Data items
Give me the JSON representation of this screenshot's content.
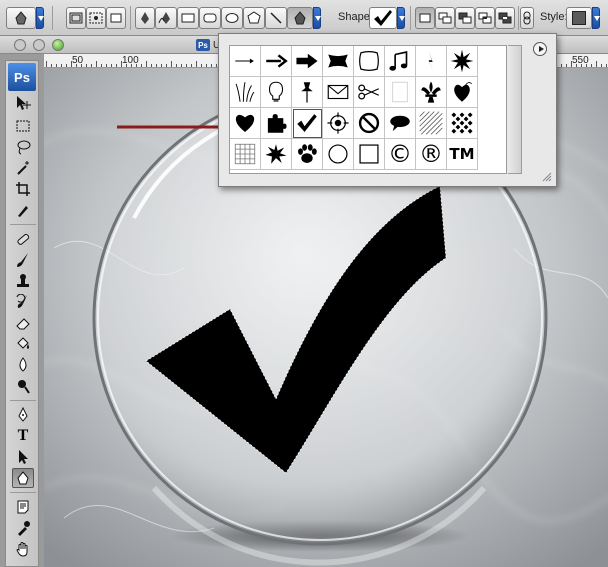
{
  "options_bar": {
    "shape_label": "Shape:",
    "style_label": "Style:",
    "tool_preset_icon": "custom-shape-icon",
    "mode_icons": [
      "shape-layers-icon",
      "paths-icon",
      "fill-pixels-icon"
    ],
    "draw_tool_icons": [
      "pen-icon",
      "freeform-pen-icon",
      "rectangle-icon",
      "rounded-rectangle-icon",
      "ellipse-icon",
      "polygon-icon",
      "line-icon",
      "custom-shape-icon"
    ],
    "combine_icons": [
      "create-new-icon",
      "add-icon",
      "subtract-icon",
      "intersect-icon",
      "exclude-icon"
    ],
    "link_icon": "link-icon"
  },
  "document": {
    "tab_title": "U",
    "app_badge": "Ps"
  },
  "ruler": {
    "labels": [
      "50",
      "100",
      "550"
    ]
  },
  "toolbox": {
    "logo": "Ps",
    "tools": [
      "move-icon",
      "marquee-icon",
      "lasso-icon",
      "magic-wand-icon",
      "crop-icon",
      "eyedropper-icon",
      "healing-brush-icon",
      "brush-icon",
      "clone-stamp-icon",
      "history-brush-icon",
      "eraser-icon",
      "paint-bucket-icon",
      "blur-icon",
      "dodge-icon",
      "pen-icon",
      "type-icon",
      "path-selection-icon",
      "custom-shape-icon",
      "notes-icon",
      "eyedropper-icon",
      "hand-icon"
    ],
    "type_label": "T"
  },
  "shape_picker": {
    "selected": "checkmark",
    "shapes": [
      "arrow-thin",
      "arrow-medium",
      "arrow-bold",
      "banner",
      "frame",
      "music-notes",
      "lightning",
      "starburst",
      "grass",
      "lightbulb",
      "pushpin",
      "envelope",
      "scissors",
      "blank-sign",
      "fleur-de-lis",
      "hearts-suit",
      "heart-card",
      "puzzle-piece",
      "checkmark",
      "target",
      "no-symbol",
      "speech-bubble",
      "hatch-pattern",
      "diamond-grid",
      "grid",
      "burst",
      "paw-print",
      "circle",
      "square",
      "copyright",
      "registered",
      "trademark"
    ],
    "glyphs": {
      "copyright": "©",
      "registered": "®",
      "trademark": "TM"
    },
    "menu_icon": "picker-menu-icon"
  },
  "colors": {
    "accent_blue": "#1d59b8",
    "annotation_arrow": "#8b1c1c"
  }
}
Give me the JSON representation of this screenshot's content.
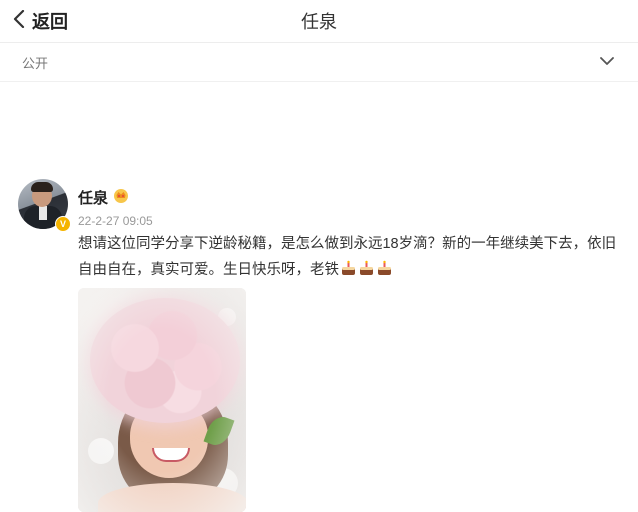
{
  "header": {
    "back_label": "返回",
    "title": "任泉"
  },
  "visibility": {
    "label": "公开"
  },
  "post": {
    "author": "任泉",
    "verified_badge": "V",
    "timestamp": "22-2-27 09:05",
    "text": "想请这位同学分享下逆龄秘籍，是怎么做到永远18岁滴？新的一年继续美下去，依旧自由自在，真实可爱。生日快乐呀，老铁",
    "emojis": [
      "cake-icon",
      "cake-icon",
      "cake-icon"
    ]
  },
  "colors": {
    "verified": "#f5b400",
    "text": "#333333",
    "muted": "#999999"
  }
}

==

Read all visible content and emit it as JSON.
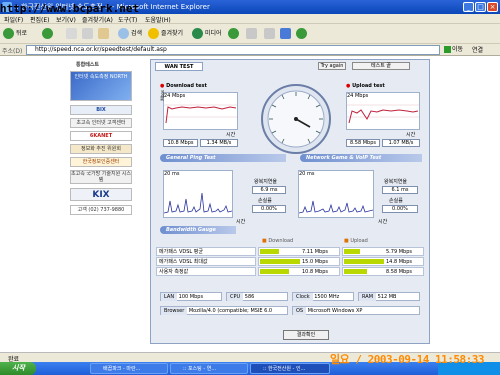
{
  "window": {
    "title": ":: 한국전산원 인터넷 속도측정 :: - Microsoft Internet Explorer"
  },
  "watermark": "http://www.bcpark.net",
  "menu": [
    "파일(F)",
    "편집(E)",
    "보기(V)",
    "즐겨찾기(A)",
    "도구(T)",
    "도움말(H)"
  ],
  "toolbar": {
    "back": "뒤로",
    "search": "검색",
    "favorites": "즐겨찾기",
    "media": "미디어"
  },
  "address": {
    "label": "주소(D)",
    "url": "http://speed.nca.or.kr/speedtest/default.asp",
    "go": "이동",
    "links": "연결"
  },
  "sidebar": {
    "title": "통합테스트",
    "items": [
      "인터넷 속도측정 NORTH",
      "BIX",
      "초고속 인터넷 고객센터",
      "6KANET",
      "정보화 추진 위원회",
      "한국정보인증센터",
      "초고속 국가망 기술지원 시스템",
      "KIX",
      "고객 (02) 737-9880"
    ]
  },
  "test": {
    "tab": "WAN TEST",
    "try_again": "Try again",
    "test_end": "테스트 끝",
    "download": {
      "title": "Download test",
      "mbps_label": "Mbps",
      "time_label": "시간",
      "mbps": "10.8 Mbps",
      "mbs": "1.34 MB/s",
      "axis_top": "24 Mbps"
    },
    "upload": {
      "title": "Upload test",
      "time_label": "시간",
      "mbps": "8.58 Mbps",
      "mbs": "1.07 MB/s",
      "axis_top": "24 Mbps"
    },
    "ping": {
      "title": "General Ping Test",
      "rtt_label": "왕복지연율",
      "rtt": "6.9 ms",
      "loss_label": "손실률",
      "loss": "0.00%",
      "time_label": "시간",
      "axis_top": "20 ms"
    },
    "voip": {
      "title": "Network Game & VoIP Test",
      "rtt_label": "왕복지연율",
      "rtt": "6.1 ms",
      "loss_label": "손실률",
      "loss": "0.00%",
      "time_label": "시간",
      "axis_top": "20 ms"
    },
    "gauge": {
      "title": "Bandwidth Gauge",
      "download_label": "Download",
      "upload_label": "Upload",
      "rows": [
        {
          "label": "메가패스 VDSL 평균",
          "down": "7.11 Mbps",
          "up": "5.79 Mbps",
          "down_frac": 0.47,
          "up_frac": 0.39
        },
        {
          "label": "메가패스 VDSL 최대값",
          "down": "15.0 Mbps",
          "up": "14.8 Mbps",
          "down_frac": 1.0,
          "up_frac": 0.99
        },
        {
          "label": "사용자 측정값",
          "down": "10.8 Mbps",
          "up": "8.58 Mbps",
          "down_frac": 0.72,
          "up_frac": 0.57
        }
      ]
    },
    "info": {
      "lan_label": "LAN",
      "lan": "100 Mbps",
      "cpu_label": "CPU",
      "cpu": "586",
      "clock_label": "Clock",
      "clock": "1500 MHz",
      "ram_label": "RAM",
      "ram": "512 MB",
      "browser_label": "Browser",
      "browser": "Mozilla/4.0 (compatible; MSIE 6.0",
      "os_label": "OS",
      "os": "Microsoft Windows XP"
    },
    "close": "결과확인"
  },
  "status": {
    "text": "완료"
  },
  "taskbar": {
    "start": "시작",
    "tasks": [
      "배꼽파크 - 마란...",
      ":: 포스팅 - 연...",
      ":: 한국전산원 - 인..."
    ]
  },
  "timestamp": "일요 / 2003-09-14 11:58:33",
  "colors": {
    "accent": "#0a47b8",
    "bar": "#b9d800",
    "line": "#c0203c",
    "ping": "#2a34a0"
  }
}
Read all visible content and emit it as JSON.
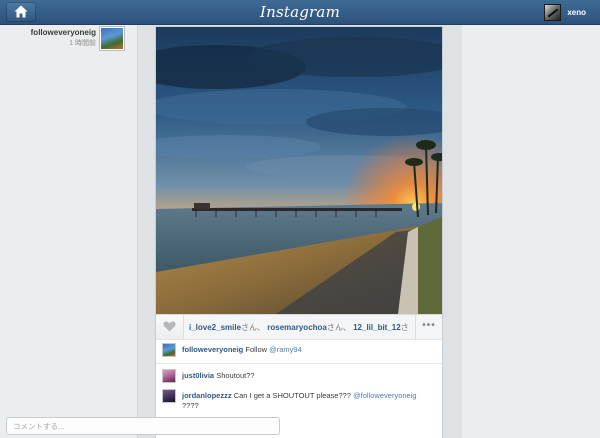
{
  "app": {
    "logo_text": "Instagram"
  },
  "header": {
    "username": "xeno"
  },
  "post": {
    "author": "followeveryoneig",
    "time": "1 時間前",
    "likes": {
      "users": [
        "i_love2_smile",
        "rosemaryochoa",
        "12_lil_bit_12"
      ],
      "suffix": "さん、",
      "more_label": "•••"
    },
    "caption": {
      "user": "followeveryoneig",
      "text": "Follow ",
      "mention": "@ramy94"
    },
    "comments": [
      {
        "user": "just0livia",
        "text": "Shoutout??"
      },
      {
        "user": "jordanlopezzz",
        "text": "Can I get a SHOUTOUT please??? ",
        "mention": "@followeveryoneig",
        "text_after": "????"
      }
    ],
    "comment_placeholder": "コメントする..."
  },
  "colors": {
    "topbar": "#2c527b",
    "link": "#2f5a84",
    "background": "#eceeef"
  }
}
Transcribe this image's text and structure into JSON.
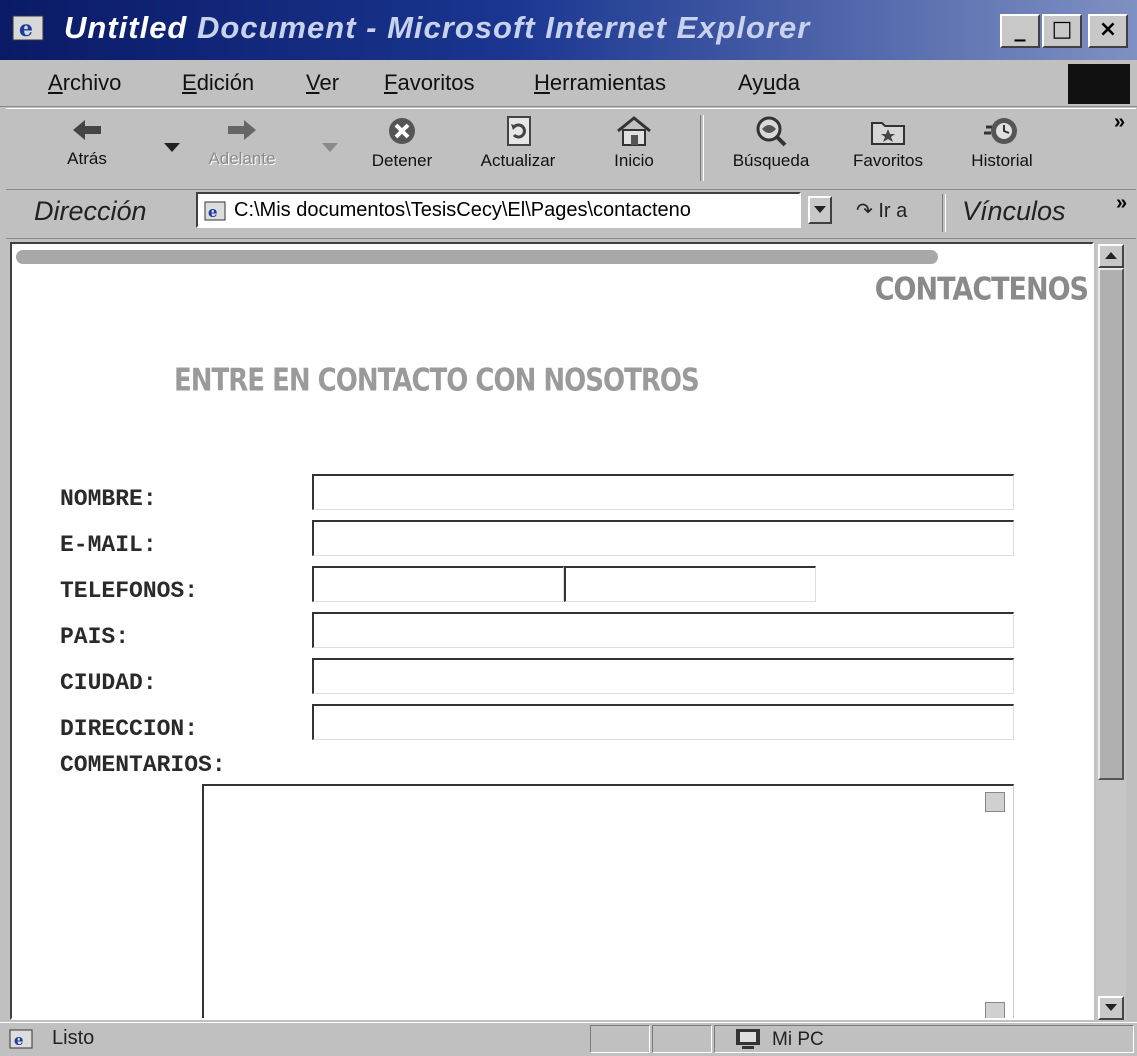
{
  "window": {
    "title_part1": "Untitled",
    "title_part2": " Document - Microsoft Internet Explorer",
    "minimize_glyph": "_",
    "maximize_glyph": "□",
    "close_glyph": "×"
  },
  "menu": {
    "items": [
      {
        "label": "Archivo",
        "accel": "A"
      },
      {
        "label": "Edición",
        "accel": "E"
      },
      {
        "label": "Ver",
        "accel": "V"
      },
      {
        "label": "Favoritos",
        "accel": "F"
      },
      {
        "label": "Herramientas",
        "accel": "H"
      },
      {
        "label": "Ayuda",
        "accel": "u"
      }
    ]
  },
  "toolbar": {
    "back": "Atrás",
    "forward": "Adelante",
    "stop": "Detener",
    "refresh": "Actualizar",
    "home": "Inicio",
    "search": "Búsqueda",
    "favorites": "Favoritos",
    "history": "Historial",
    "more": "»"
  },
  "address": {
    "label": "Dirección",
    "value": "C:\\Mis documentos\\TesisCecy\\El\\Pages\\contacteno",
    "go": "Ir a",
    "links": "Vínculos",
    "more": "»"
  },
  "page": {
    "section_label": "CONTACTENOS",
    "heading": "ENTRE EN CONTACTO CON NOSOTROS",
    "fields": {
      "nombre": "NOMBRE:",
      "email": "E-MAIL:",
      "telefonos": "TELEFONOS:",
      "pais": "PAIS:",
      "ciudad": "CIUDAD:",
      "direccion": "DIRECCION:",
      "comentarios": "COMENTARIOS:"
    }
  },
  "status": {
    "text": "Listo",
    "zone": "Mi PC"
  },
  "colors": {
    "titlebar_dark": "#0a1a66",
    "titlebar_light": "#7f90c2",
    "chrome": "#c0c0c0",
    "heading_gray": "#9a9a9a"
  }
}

---

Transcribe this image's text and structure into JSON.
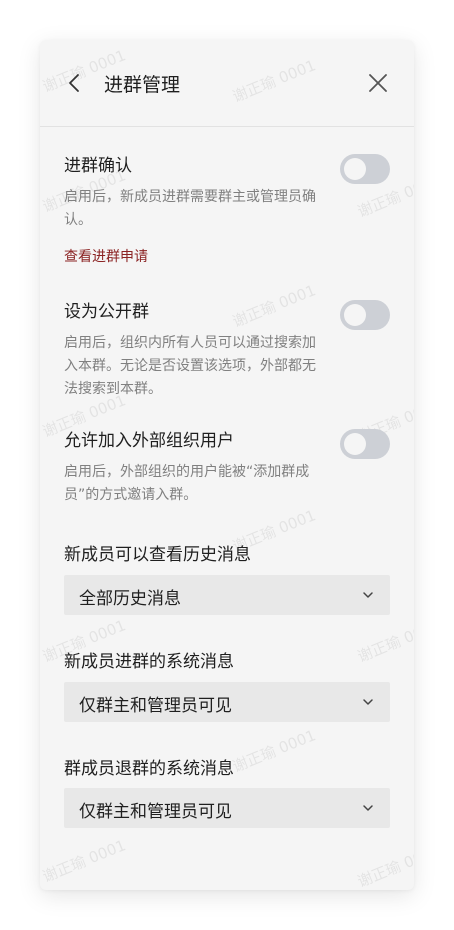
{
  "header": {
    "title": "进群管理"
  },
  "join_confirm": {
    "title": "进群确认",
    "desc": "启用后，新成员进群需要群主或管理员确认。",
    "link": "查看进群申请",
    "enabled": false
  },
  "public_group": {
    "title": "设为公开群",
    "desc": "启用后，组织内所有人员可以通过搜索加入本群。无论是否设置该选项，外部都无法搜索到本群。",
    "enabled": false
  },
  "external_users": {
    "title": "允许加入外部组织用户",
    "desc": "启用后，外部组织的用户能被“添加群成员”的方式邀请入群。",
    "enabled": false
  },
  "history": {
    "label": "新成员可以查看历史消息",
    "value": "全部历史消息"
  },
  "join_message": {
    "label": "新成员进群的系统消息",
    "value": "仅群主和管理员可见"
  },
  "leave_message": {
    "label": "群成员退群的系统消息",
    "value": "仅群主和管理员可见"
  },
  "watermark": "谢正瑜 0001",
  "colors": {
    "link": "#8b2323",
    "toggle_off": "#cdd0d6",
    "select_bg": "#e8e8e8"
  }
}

**Exercise brief**.
Say how many lines of the data include the word "Microsoft". Nothing other than the number should be given.

**Full answer**.
3